- **What you need to do**: Wherever the string "this" occurs in a line of these records, report that line.

- **Raw data**:
★ ★ ★ ★

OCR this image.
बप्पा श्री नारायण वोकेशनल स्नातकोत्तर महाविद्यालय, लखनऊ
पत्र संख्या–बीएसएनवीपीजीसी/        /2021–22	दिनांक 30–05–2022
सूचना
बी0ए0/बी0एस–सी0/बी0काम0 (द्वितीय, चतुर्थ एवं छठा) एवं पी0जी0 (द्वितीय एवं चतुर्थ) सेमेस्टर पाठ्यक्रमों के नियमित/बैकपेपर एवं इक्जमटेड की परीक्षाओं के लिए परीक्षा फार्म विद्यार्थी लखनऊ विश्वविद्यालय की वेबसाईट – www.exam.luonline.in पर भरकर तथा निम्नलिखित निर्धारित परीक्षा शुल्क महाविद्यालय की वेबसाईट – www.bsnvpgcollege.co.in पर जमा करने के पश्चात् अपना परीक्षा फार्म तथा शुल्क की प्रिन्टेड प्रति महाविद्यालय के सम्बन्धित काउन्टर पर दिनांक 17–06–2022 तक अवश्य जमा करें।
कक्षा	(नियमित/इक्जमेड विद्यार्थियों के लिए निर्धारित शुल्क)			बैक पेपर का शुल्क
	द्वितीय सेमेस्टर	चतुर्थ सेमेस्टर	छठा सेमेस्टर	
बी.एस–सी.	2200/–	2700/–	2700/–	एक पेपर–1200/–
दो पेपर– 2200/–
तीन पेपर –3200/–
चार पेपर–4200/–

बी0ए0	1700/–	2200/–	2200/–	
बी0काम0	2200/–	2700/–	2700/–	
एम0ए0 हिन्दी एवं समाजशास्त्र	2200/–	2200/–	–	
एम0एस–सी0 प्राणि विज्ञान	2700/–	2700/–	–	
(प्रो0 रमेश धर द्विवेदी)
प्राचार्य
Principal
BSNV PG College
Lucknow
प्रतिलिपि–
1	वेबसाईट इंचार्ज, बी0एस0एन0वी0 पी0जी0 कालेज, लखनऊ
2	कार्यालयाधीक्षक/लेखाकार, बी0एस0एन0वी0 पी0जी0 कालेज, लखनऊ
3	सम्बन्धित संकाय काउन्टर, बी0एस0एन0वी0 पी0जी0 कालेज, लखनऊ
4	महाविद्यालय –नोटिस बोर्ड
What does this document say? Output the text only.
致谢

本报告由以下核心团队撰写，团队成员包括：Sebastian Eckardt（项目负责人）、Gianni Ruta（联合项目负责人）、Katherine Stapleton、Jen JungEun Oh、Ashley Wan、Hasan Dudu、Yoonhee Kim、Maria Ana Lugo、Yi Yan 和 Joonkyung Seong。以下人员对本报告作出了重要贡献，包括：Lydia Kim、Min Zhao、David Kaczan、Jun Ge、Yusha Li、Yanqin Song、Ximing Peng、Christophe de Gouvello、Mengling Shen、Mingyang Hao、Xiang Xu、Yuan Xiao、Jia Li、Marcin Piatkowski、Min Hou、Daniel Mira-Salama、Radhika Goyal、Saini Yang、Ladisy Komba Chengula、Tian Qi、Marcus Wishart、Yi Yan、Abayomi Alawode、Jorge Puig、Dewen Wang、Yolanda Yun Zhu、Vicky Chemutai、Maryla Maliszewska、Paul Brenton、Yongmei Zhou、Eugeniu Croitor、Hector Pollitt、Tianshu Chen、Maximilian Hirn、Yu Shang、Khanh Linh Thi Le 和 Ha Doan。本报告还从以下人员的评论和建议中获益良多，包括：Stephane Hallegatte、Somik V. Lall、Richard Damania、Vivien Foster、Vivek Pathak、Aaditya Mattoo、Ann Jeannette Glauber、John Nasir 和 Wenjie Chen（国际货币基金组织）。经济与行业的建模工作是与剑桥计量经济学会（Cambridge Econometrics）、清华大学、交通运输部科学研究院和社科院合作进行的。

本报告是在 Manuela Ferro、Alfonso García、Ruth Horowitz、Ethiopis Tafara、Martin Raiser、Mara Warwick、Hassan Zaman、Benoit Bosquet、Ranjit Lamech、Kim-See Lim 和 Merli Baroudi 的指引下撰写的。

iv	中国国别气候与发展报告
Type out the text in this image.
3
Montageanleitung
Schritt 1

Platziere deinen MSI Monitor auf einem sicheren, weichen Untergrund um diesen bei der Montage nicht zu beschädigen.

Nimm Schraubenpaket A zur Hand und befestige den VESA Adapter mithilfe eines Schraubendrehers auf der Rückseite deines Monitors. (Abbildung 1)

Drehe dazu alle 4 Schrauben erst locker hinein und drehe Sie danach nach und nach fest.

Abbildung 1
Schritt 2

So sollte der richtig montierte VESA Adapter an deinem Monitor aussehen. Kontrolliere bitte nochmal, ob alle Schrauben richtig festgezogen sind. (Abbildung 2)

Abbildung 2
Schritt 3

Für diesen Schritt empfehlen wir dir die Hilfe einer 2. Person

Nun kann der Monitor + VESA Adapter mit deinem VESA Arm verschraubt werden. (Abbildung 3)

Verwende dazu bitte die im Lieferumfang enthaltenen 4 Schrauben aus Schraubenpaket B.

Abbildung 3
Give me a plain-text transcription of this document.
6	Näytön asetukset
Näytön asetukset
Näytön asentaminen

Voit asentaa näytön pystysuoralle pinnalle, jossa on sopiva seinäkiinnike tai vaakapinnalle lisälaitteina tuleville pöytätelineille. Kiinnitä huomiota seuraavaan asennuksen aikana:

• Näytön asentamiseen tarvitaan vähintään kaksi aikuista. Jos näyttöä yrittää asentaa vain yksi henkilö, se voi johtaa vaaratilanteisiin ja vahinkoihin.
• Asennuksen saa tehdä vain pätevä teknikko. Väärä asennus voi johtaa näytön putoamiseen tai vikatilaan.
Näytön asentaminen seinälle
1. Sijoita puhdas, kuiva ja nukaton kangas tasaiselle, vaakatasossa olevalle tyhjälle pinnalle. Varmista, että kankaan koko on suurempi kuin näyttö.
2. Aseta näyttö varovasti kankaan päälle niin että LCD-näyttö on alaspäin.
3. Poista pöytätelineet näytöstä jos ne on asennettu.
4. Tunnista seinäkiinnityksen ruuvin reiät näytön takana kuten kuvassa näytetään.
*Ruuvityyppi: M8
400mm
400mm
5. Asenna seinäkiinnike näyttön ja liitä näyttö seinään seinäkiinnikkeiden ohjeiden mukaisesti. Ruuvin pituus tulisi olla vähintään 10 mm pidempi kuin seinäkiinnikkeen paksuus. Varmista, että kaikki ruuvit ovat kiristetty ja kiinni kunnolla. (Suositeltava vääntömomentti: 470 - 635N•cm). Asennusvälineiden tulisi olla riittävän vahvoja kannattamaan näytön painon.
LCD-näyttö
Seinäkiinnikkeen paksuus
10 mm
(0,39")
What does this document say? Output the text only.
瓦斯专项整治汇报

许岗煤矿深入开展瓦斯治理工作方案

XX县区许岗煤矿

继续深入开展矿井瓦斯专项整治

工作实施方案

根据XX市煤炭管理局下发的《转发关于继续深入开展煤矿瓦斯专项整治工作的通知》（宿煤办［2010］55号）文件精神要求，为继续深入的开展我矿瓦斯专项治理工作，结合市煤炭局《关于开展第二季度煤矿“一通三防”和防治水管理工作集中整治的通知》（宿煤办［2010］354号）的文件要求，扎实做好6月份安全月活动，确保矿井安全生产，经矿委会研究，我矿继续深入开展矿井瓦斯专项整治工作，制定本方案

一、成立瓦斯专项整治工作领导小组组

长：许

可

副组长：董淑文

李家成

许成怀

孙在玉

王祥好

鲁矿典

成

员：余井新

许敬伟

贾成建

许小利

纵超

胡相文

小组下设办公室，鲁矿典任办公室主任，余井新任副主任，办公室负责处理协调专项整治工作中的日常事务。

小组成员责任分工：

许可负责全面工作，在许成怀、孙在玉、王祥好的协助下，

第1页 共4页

★ ★ ★ ★

- **The result**:
OCR this image.
What does this document say? Output the text only.
Type out the text in this image.
Give me a plain-text transcription of this document.
What does this document say? Output the text only.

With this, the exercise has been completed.